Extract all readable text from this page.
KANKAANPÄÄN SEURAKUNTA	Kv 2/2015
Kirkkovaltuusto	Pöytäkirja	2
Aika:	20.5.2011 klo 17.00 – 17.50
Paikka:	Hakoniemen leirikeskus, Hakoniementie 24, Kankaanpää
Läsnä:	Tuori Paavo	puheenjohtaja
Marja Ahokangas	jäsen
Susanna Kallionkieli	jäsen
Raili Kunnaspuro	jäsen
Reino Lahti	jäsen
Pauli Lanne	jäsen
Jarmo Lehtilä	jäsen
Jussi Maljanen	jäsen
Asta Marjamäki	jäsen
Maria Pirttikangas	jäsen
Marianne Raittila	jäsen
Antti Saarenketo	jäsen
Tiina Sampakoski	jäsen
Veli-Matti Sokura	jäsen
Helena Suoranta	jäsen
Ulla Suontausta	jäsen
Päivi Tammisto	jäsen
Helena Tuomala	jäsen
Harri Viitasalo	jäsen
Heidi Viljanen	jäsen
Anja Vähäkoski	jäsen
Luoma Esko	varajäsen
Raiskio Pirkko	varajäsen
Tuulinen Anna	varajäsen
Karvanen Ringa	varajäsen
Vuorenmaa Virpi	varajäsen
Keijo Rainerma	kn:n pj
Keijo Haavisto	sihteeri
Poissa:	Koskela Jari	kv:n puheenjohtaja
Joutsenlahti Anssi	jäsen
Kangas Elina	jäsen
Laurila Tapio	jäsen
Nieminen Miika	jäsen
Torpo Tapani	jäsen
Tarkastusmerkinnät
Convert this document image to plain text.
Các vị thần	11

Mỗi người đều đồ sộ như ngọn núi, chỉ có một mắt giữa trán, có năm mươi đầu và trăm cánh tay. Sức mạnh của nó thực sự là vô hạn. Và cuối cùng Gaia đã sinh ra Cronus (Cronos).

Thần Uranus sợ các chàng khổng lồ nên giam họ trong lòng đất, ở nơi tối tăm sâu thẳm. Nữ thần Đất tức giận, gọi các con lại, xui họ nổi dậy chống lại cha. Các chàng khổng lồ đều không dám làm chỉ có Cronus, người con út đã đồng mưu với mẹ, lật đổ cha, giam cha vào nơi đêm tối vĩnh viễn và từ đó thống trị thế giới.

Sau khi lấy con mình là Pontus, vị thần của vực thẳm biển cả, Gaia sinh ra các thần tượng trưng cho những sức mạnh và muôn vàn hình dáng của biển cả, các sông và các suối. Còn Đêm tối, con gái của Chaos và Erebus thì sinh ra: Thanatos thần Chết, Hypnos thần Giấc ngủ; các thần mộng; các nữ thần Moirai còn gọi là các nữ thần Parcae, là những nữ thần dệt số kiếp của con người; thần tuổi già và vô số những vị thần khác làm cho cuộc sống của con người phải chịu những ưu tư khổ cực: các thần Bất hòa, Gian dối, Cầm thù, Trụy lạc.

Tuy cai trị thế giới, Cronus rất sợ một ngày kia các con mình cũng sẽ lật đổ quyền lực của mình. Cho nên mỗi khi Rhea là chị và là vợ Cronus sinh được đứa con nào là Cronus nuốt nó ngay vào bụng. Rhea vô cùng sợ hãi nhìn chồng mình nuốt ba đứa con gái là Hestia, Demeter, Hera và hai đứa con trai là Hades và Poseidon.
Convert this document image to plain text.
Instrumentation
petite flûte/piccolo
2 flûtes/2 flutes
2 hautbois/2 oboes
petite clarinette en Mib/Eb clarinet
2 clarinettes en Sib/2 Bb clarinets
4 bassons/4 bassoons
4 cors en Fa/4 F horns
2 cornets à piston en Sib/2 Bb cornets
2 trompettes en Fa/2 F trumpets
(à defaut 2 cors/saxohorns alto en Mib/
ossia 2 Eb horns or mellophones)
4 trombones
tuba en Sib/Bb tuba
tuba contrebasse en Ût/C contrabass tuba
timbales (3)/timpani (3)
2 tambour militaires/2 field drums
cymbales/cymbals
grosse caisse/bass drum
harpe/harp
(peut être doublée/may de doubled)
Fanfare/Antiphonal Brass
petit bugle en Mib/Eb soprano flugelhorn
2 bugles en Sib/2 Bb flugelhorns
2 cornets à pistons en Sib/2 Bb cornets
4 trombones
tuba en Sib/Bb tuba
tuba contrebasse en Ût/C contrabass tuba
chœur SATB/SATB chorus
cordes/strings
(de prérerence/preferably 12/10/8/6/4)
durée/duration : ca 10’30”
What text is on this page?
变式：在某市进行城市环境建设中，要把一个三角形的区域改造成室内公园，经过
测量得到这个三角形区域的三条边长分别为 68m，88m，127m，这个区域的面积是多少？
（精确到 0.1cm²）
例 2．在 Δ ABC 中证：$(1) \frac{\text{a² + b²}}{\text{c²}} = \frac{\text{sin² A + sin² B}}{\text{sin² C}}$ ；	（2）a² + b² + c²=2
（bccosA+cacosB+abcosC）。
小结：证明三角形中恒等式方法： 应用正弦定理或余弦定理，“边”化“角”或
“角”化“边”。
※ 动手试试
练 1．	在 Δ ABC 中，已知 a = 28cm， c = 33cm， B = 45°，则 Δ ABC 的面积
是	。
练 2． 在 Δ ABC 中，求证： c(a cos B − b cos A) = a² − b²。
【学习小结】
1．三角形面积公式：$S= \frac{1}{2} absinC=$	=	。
----------------
AIM OF THE TASK —
Starting from the line with "What text is on this page?" and ending with the final line of the data, quote every line exactly, both ends included.

ANSWER FOR THIS EXERCISE —
What text is on this page?
变式：在某市进行城市环境建设中，要把一个三角形的区域改造成室内公园，经过
测量得到这个三角形区域的三条边长分别为 68m，88m，127m，这个区域的面积是多少？
（精确到 0.1cm²）
例 2．在 Δ ABC 中证：$(1) \frac{\text{a² + b²}}{\text{c²}} = \frac{\text{sin² A + sin² B}}{\text{sin² C}}$ ；	（2）a² + b² + c²=2
（bccosA+cacosB+abcosC）。
小结：证明三角形中恒等式方法： 应用正弦定理或余弦定理，“边”化“角”或
“角”化“边”。
※ 动手试试
练 1．	在 Δ ABC 中，已知 a = 28cm， c = 33cm， B = 45°，则 Δ ABC 的面积
是	。
练 2． 在 Δ ABC 中，求证： c(a cos B − b cos A) = a² − b²。
【学习小结】
1．三角形面积公式：$S= \frac{1}{2} absinC=$	=	。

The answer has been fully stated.